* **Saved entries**
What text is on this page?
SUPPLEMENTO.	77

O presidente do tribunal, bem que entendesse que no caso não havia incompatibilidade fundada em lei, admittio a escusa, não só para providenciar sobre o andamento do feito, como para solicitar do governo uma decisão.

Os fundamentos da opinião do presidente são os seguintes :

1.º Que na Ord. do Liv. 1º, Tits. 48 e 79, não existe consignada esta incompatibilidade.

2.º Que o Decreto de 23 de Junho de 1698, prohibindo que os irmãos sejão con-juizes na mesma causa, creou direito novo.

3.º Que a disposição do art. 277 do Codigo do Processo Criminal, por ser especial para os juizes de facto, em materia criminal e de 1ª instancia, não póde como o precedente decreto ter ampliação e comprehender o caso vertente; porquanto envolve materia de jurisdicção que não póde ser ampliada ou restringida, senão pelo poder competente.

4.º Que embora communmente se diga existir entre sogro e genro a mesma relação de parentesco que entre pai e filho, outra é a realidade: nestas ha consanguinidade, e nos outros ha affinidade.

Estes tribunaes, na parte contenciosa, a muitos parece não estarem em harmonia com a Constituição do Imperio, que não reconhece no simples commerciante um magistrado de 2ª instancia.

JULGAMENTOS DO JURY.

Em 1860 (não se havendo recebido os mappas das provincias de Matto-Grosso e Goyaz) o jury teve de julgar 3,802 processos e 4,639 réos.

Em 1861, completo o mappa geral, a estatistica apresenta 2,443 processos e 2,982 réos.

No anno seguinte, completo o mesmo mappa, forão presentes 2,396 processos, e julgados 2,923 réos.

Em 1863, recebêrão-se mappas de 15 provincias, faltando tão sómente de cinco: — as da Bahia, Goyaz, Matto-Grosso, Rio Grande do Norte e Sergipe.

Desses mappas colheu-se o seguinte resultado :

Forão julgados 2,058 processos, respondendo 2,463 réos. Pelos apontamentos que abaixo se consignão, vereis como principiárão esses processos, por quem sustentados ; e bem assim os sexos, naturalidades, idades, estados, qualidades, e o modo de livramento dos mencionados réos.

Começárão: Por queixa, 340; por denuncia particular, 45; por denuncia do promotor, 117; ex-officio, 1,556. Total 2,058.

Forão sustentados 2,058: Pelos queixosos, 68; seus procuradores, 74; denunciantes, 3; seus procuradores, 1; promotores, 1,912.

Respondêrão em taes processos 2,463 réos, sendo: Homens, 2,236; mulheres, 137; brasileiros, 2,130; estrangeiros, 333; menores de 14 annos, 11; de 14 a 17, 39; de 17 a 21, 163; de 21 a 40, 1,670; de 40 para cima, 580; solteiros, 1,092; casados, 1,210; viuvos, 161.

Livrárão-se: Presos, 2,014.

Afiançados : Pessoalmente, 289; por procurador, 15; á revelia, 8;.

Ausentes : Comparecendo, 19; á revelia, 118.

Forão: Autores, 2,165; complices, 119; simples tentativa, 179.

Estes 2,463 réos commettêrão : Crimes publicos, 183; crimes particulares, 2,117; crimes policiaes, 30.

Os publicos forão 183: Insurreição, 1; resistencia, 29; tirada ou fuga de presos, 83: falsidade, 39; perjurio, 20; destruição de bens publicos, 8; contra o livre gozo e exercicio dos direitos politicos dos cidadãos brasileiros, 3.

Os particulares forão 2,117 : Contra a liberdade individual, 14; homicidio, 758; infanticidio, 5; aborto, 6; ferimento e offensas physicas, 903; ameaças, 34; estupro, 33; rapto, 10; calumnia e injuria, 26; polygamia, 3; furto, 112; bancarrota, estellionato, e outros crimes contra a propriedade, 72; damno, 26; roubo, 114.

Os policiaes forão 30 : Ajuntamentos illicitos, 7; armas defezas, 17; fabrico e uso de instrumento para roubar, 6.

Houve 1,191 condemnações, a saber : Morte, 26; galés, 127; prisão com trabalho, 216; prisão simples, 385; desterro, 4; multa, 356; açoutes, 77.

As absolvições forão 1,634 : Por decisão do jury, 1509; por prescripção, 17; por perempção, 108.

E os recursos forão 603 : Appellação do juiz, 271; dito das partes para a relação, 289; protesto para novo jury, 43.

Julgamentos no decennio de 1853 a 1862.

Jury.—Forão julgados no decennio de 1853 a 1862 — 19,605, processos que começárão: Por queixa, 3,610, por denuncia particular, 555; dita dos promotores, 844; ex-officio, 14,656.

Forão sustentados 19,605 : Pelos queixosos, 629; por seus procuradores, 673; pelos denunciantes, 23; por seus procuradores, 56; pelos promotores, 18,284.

* **What this task involves**
Type the whole listing again, unaltered.

* **Exercise result**
What text is on this page?
SUPPLEMENTO.	77

O presidente do tribunal, bem que entendesse que no caso não havia incompatibilidade fundada em lei, admittio a escusa, não só para providenciar sobre o andamento do feito, como para solicitar do governo uma decisão.

Os fundamentos da opinião do presidente são os seguintes :

1.º Que na Ord. do Liv. 1º, Tits. 48 e 79, não existe consignada esta incompatibilidade.

2.º Que o Decreto de 23 de Junho de 1698, prohibindo que os irmãos sejão con-juizes na mesma causa, creou direito novo.

3.º Que a disposição do art. 277 do Codigo do Processo Criminal, por ser especial para os juizes de facto, em materia criminal e de 1ª instancia, não póde como o precedente decreto ter ampliação e comprehender o caso vertente; porquanto envolve materia de jurisdicção que não póde ser ampliada ou restringida, senão pelo poder competente.

4.º Que embora communmente se diga existir entre sogro e genro a mesma relação de parentesco que entre pai e filho, outra é a realidade: nestas ha consanguinidade, e nos outros ha affinidade.

Estes tribunaes, na parte contenciosa, a muitos parece não estarem em harmonia com a Constituição do Imperio, que não reconhece no simples commerciante um magistrado de 2ª instancia.

JULGAMENTOS DO JURY.

Em 1860 (não se havendo recebido os mappas das provincias de Matto-Grosso e Goyaz) o jury teve de julgar 3,802 processos e 4,639 réos.

Em 1861, completo o mappa geral, a estatistica apresenta 2,443 processos e 2,982 réos.

No anno seguinte, completo o mesmo mappa, forão presentes 2,396 processos, e julgados 2,923 réos.

Em 1863, recebêrão-se mappas de 15 provincias, faltando tão sómente de cinco: — as da Bahia, Goyaz, Matto-Grosso, Rio Grande do Norte e Sergipe.

Desses mappas colheu-se o seguinte resultado :

Forão julgados 2,058 processos, respondendo 2,463 réos. Pelos apontamentos que abaixo se consignão, vereis como principiárão esses processos, por quem sustentados ; e bem assim os sexos, naturalidades, idades, estados, qualidades, e o modo de livramento dos mencionados réos.

Começárão: Por queixa, 340; por denuncia particular, 45; por denuncia do promotor, 117; ex-officio, 1,556. Total 2,058.

Forão sustentados 2,058: Pelos queixosos, 68; seus procuradores, 74; denunciantes, 3; seus procuradores, 1; promotores, 1,912.

Respondêrão em taes processos 2,463 réos, sendo: Homens, 2,236; mulheres, 137; brasileiros, 2,130; estrangeiros, 333; menores de 14 annos, 11; de 14 a 17, 39; de 17 a 21, 163; de 21 a 40, 1,670; de 40 para cima, 580; solteiros, 1,092; casados, 1,210; viuvos, 161.

Livrárão-se: Presos, 2,014.

Afiançados : Pessoalmente, 289; por procurador, 15; á revelia, 8;.

Ausentes : Comparecendo, 19; á revelia, 118.

Forão: Autores, 2,165; complices, 119; simples tentativa, 179.

Estes 2,463 réos commettêrão : Crimes publicos, 183; crimes particulares, 2,117; crimes policiaes, 30.

Os publicos forão 183: Insurreição, 1; resistencia, 29; tirada ou fuga de presos, 83: falsidade, 39; perjurio, 20; destruição de bens publicos, 8; contra o livre gozo e exercicio dos direitos politicos dos cidadãos brasileiros, 3.

Os particulares forão 2,117 : Contra a liberdade individual, 14; homicidio, 758; infanticidio, 5; aborto, 6; ferimento e offensas physicas, 903; ameaças, 34; estupro, 33; rapto, 10; calumnia e injuria, 26; polygamia, 3; furto, 112; bancarrota, estellionato, e outros crimes contra a propriedade, 72; damno, 26; roubo, 114.

Os policiaes forão 30 : Ajuntamentos illicitos, 7; armas defezas, 17; fabrico e uso de instrumento para roubar, 6.

Houve 1,191 condemnações, a saber : Morte, 26; galés, 127; prisão com trabalho, 216; prisão simples, 385; desterro, 4; multa, 356; açoutes, 77.

As absolvições forão 1,634 : Por decisão do jury, 1509; por prescripção, 17; por perempção, 108.

E os recursos forão 603 : Appellação do juiz, 271; dito das partes para a relação, 289; protesto para novo jury, 43.

Julgamentos no decennio de 1853 a 1862.

Jury.—Forão julgados no decennio de 1853 a 1862 — 19,605, processos que começárão: Por queixa, 3,610, por denuncia particular, 555; dita dos promotores, 844; ex-officio, 14,656.

Forão sustentados 19,605 : Pelos queixosos, 629; por seus procuradores, 673; pelos denunciantes, 23; por seus procuradores, 56; pelos promotores, 18,284.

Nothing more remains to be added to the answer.